[Records shown]:
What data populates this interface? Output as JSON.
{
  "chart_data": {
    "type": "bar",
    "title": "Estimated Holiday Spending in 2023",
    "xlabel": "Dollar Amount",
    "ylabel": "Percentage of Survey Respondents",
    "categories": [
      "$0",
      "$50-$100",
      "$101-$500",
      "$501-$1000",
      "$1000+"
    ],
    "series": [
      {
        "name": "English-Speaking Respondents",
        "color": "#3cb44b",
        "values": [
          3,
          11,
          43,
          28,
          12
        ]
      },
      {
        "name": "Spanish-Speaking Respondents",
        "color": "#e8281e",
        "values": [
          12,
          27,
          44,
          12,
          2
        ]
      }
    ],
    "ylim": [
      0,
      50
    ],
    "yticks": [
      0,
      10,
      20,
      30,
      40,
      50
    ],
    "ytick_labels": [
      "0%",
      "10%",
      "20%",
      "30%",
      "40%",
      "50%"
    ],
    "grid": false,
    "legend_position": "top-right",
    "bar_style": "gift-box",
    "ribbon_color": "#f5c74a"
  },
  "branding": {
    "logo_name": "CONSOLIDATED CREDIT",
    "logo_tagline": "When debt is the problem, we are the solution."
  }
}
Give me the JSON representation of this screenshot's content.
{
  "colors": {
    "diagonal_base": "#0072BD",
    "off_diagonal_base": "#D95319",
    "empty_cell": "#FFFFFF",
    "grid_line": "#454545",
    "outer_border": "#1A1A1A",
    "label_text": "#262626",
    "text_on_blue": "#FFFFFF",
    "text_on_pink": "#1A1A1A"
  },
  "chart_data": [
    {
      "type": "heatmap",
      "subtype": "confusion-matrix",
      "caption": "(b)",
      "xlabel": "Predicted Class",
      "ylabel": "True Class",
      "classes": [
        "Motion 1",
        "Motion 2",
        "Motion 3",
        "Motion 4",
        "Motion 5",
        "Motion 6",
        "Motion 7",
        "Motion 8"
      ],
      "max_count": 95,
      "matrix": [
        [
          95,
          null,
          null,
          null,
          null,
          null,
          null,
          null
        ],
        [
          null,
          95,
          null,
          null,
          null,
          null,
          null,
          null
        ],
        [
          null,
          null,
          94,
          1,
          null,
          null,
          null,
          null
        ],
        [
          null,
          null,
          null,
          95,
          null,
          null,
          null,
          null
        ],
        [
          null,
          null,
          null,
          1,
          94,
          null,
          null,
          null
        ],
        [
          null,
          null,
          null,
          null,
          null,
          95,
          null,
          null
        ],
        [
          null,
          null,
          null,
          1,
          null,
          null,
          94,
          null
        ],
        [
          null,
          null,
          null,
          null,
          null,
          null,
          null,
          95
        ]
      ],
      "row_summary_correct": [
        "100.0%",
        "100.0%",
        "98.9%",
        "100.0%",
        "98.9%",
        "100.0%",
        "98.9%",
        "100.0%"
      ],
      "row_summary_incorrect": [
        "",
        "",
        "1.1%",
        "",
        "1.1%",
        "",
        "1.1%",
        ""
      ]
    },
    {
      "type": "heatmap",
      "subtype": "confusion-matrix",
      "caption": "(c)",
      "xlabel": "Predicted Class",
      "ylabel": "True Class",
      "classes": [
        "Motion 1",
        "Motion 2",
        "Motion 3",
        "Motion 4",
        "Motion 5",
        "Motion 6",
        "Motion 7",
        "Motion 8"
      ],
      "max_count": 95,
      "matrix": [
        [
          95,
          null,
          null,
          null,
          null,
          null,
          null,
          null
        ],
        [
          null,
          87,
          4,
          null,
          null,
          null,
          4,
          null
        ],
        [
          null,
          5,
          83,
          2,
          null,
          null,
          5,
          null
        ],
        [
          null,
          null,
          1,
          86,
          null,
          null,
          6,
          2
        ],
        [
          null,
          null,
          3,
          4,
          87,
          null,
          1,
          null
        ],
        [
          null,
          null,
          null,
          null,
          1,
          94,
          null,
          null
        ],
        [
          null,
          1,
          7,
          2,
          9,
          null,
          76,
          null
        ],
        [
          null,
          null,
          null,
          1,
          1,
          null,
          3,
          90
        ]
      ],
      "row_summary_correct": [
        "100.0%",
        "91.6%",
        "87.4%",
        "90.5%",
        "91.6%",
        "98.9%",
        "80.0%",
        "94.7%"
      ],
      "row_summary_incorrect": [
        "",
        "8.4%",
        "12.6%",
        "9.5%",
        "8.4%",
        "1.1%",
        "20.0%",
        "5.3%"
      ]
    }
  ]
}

[Goal]: Write the whole listing out again. Keep every line exactly as it is.

[The response]:
What data populates this interface? Output as JSON.
{
  "chart_data": {
    "type": "bar",
    "title": "Estimated Holiday Spending in 2023",
    "xlabel": "Dollar Amount",
    "ylabel": "Percentage of Survey Respondents",
    "categories": [
      "$0",
      "$50-$100",
      "$101-$500",
      "$501-$1000",
      "$1000+"
    ],
    "series": [
      {
        "name": "English-Speaking Respondents",
        "color": "#3cb44b",
        "values": [
          3,
          11,
          43,
          28,
          12
        ]
      },
      {
        "name": "Spanish-Speaking Respondents",
        "color": "#e8281e",
        "values": [
          12,
          27,
          44,
          12,
          2
        ]
      }
    ],
    "ylim": [
      0,
      50
    ],
    "yticks": [
      0,
      10,
      20,
      30,
      40,
      50
    ],
    "ytick_labels": [
      "0%",
      "10%",
      "20%",
      "30%",
      "40%",
      "50%"
    ],
    "grid": false,
    "legend_position": "top-right",
    "bar_style": "gift-box",
    "ribbon_color": "#f5c74a"
  },
  "branding": {
    "logo_name": "CONSOLIDATED CREDIT",
    "logo_tagline": "When debt is the problem, we are the solution."
  }
}
Give me the JSON representation of this screenshot's content.
{
  "colors": {
    "diagonal_base": "#0072BD",
    "off_diagonal_base": "#D95319",
    "empty_cell": "#FFFFFF",
    "grid_line": "#454545",
    "outer_border": "#1A1A1A",
    "label_text": "#262626",
    "text_on_blue": "#FFFFFF",
    "text_on_pink": "#1A1A1A"
  },
  "chart_data": [
    {
      "type": "heatmap",
      "subtype": "confusion-matrix",
      "caption": "(b)",
      "xlabel": "Predicted Class",
      "ylabel": "True Class",
      "classes": [
        "Motion 1",
        "Motion 2",
        "Motion 3",
        "Motion 4",
        "Motion 5",
        "Motion 6",
        "Motion 7",
        "Motion 8"
      ],
      "max_count": 95,
      "matrix": [
        [
          95,
          null,
          null,
          null,
          null,
          null,
          null,
          null
        ],
        [
          null,
          95,
          null,
          null,
          null,
          null,
          null,
          null
        ],
        [
          null,
          null,
          94,
          1,
          null,
          null,
          null,
          null
        ],
        [
          null,
          null,
          null,
          95,
          null,
          null,
          null,
          null
        ],
        [
          null,
          null,
          null,
          1,
          94,
          null,
          null,
          null
        ],
        [
          null,
          null,
          null,
          null,
          null,
          95,
          null,
          null
        ],
        [
          null,
          null,
          null,
          1,
          null,
          null,
          94,
          null
        ],
        [
          null,
          null,
          null,
          null,
          null,
          null,
          null,
          95
        ]
      ],
      "row_summary_correct": [
        "100.0%",
        "100.0%",
        "98.9%",
        "100.0%",
        "98.9%",
        "100.0%",
        "98.9%",
        "100.0%"
      ],
      "row_summary_incorrect": [
        "",
        "",
        "1.1%",
        "",
        "1.1%",
        "",
        "1.1%",
        ""
      ]
    },
    {
      "type": "heatmap",
      "subtype": "confusion-matrix",
      "caption": "(c)",
      "xlabel": "Predicted Class",
      "ylabel": "True Class",
      "classes": [
        "Motion 1",
        "Motion 2",
        "Motion 3",
        "Motion 4",
        "Motion 5",
        "Motion 6",
        "Motion 7",
        "Motion 8"
      ],
      "max_count": 95,
      "matrix": [
        [
          95,
          null,
          null,
          null,
          null,
          null,
          null,
          null
        ],
        [
          null,
          87,
          4,
          null,
          null,
          null,
          4,
          null
        ],
        [
          null,
          5,
          83,
          2,
          null,
          null,
          5,
          null
        ],
        [
          null,
          null,
          1,
          86,
          null,
          null,
          6,
          2
        ],
        [
          null,
          null,
          3,
          4,
          87,
          null,
          1,
          null
        ],
        [
          null,
          null,
          null,
          null,
          1,
          94,
          null,
          null
        ],
        [
          null,
          1,
          7,
          2,
          9,
          null,
          76,
          null
        ],
        [
          null,
          null,
          null,
          1,
          1,
          null,
          3,
          90
        ]
      ],
      "row_summary_correct": [
        "100.0%",
        "91.6%",
        "87.4%",
        "90.5%",
        "91.6%",
        "98.9%",
        "80.0%",
        "94.7%"
      ],
      "row_summary_incorrect": [
        "",
        "8.4%",
        "12.6%",
        "9.5%",
        "8.4%",
        "1.1%",
        "20.0%",
        "5.3%"
      ]
    }
  ]
}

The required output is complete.